### TASK STATEMENT
Return the lines where the word "this" occurs.

### DATA EXCERPTS
▬▬▬▬▬▬▬▬▬▬
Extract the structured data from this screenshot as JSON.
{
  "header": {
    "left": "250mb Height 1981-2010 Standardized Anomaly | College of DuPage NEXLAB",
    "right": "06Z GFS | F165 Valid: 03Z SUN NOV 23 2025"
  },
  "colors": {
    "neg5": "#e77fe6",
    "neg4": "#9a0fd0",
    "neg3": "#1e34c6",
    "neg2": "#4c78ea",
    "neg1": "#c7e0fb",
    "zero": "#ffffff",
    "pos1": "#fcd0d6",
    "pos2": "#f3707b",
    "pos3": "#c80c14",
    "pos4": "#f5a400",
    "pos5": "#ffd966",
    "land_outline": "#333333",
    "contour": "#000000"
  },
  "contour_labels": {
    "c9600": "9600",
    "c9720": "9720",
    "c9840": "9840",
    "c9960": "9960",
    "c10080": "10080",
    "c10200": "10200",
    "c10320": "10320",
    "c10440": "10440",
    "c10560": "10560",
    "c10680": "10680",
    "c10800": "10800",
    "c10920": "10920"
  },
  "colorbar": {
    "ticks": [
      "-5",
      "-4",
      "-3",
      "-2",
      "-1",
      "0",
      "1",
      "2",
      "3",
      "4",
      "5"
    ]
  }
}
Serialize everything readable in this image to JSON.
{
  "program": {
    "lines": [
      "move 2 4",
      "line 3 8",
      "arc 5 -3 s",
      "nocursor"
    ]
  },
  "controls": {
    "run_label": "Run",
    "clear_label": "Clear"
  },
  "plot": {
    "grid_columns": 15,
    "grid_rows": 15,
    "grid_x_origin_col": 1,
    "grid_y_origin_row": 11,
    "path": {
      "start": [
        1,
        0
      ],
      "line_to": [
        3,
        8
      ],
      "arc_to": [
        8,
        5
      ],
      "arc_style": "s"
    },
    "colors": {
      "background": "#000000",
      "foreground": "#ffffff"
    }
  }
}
▬▬▬▬▬▬▬▬▬▬
### REPLY TO THE EXERCISE
Extract the structured data from this screenshot as JSON.
Serialize everything readable in this image to JSON.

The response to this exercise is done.